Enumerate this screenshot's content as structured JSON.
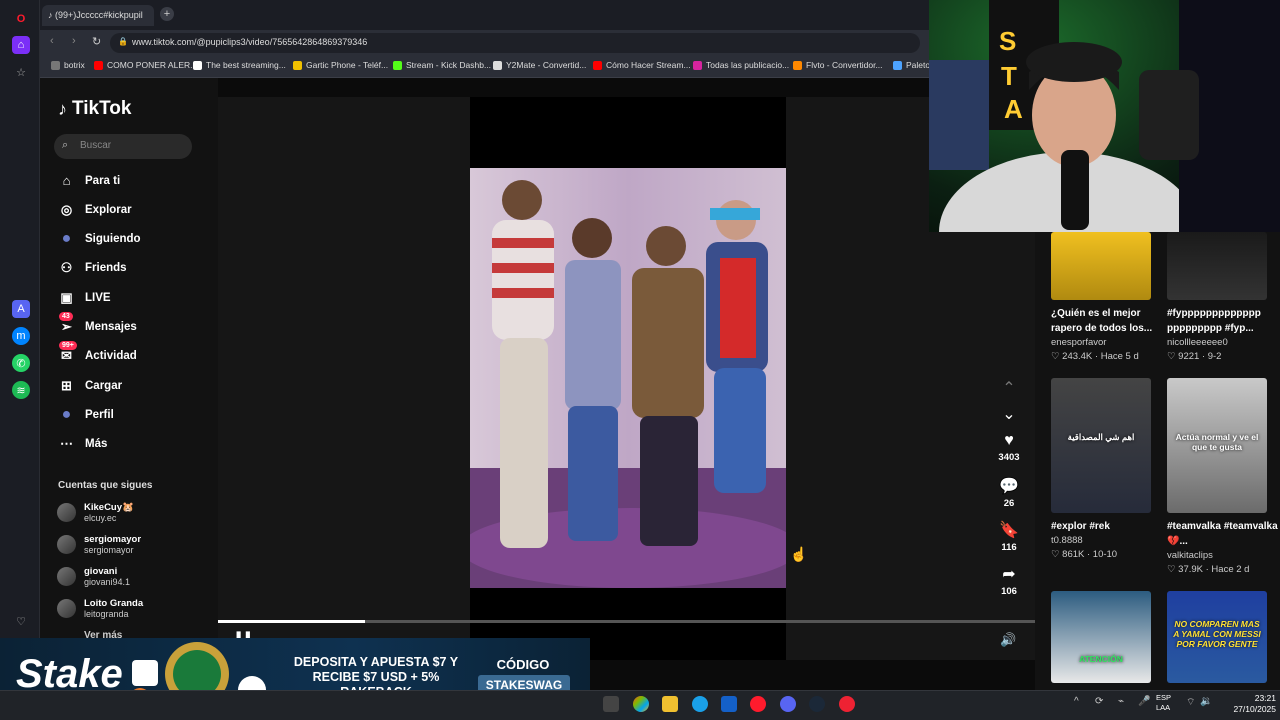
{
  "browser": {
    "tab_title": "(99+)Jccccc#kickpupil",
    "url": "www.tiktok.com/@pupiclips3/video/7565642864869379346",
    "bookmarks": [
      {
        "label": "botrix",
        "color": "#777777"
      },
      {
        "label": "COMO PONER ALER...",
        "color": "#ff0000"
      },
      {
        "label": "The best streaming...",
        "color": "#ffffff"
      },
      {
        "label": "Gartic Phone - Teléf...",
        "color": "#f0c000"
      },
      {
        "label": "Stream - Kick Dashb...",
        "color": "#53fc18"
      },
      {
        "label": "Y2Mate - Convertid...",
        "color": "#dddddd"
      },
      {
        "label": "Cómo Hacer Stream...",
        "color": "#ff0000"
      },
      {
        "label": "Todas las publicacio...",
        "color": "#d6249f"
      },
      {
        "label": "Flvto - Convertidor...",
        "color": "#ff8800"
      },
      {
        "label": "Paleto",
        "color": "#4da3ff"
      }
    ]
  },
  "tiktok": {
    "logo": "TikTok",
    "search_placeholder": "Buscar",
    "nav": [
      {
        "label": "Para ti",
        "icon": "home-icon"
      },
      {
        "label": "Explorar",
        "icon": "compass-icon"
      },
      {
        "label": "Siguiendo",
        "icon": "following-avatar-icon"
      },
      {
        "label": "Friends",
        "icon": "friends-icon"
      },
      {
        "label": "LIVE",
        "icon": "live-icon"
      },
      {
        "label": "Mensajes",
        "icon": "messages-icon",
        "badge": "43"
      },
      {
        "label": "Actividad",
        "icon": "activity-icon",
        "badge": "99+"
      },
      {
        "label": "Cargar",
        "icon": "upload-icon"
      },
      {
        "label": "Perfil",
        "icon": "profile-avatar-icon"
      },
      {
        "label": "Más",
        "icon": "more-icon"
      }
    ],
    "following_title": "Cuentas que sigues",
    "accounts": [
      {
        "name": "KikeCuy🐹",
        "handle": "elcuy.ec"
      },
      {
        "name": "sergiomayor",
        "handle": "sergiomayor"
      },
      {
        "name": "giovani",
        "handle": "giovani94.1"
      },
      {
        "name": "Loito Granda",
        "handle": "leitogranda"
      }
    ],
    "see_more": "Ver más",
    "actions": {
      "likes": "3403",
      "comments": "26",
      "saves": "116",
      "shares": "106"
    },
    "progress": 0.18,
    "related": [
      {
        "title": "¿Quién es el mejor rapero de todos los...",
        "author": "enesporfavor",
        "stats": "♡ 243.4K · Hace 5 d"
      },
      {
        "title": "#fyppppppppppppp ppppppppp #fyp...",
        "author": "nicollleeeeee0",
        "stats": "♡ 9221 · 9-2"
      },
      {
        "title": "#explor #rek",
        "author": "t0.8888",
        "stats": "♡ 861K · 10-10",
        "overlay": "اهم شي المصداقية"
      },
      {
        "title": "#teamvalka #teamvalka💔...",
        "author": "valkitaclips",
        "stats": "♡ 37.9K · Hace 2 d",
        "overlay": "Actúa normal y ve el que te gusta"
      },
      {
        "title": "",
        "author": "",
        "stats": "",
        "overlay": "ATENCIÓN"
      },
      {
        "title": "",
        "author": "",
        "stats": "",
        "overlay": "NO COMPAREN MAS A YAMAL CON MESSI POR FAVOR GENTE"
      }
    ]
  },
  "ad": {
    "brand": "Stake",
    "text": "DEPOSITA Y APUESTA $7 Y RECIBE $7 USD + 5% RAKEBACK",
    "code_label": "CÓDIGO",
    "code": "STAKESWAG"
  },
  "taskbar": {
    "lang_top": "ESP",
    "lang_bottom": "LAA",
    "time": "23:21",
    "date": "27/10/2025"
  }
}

+===+

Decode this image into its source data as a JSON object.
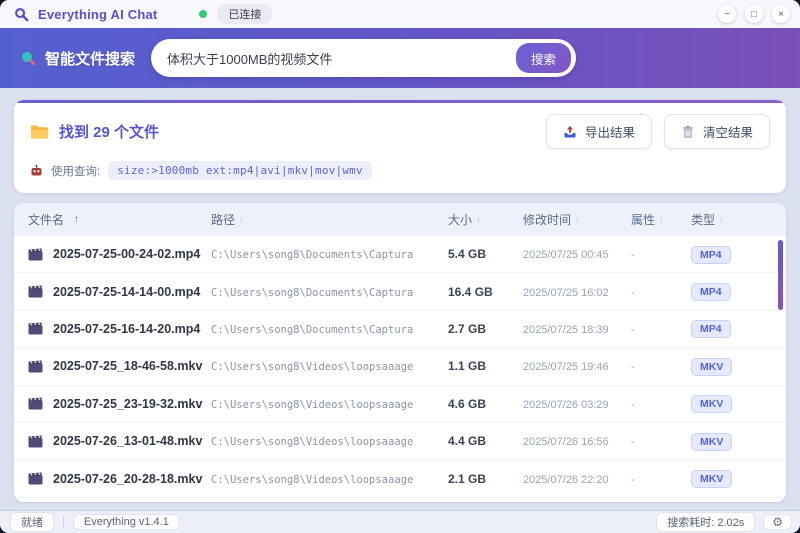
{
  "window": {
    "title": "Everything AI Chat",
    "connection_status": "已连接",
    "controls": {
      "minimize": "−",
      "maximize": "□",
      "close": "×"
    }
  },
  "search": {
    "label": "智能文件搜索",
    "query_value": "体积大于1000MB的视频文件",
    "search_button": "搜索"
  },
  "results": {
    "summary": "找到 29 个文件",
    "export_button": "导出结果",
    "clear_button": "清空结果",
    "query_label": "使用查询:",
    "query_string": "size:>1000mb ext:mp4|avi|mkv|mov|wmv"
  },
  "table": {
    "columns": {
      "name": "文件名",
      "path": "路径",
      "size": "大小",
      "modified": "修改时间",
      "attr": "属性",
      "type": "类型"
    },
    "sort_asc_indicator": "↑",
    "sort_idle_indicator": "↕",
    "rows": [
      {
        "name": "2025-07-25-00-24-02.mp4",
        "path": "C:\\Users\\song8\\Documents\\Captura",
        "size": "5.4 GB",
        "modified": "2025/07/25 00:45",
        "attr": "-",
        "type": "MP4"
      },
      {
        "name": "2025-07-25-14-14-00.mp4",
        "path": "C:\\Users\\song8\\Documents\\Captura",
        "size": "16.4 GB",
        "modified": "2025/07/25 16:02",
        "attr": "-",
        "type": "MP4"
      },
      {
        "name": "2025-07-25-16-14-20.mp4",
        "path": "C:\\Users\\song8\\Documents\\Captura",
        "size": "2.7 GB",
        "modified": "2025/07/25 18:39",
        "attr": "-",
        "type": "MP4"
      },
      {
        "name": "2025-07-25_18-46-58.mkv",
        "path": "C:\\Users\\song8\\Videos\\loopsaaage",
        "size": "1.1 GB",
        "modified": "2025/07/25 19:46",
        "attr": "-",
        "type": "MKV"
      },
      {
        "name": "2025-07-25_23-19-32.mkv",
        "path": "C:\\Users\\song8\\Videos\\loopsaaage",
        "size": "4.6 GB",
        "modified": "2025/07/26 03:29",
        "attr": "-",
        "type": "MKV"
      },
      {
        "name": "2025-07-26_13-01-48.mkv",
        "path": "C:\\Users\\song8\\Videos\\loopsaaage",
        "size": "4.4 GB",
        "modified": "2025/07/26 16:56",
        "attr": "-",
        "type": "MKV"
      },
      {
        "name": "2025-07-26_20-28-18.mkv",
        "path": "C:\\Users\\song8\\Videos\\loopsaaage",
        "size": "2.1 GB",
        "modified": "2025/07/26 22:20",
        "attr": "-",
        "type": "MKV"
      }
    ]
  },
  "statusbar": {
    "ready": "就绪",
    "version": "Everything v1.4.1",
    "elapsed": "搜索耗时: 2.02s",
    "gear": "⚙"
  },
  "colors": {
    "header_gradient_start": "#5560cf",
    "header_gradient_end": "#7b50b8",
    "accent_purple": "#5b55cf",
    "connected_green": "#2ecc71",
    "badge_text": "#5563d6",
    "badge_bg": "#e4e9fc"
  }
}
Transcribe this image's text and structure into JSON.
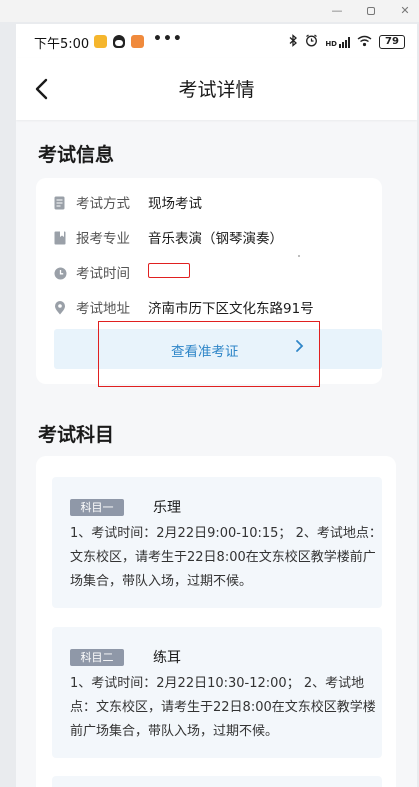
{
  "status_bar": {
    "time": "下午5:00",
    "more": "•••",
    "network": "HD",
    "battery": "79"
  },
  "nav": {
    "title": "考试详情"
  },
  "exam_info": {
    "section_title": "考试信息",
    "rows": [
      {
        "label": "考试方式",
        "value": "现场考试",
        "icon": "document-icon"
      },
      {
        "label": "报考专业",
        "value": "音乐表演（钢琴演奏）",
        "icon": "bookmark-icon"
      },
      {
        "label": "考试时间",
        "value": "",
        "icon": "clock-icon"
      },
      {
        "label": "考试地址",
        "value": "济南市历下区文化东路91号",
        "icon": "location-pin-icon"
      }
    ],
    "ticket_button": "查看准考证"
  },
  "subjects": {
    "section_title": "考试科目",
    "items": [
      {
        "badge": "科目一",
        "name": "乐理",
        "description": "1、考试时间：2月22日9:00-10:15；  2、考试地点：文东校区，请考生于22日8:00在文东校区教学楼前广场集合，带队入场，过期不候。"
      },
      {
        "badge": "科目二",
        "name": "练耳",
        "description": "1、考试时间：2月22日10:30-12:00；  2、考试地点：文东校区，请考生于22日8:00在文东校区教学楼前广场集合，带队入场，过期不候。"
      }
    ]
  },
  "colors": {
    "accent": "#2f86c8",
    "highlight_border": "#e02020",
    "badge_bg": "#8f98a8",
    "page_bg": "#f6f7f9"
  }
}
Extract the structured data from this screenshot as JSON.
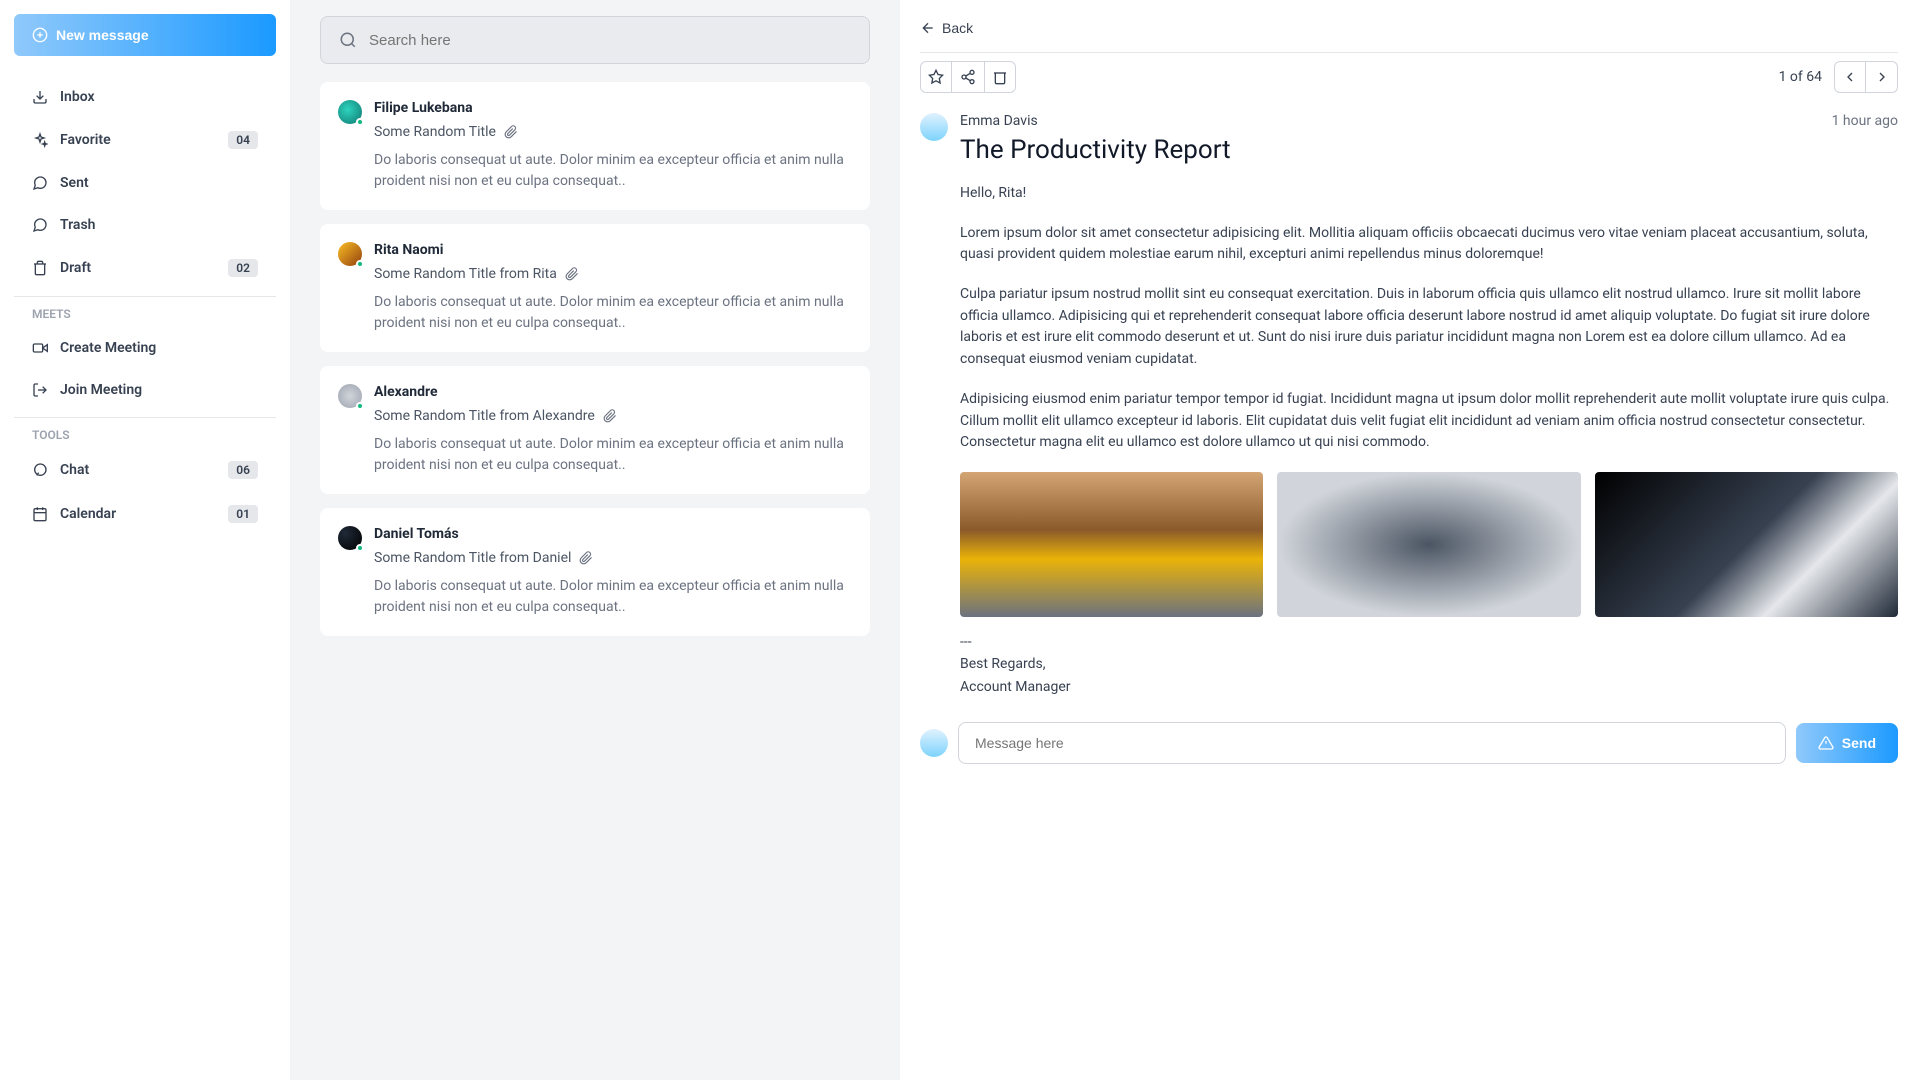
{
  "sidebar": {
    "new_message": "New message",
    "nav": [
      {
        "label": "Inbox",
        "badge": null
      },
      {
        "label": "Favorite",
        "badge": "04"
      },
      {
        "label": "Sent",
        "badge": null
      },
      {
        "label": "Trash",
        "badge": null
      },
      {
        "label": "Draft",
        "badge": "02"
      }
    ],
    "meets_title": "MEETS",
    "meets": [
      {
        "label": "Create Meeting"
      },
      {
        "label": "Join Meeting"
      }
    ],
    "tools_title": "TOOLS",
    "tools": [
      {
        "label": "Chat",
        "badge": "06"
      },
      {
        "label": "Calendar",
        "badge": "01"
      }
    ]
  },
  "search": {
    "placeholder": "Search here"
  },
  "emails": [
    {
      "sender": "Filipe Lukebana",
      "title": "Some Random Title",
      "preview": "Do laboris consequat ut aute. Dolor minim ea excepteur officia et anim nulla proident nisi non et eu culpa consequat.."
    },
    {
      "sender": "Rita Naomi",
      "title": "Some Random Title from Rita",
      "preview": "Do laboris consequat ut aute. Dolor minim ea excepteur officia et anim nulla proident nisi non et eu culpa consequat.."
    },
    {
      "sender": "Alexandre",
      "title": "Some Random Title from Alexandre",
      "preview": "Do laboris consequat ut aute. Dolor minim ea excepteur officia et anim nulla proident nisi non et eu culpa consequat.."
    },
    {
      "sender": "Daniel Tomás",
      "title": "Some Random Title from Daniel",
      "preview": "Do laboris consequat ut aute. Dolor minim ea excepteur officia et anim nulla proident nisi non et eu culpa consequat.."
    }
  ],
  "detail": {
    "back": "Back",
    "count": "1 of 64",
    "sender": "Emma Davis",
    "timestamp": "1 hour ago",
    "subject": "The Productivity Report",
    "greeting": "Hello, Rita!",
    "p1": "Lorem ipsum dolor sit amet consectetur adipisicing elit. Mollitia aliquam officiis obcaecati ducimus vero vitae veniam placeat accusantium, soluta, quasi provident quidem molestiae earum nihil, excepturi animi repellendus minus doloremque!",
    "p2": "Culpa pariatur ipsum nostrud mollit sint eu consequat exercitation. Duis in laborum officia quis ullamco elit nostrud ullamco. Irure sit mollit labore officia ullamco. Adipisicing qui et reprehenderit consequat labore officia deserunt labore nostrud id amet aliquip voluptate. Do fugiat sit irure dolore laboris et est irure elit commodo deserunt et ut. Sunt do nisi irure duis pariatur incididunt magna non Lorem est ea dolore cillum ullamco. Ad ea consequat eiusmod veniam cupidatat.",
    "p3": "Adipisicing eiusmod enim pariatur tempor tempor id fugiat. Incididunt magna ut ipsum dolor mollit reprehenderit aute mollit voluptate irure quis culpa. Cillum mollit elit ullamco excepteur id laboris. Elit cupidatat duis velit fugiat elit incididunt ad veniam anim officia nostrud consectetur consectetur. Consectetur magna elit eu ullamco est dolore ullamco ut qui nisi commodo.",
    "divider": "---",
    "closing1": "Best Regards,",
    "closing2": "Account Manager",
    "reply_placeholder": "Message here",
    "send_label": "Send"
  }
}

+===+

What is required: Copy the lines from the entries above in which the word "modified" appears.

Final result:
      "modified": "修改时间",
        "modified": "2025/07/25 00:45",
        "modified": "2025/07/25 16:02",
        "modified": "2025/07/25 18:39",
        "modified": "2025/07/25 19:46",
        "modified": "2025/07/26 03:29",
        "modified": "2025/07/26 16:56",
        "modified": "2025/07/26 22:20",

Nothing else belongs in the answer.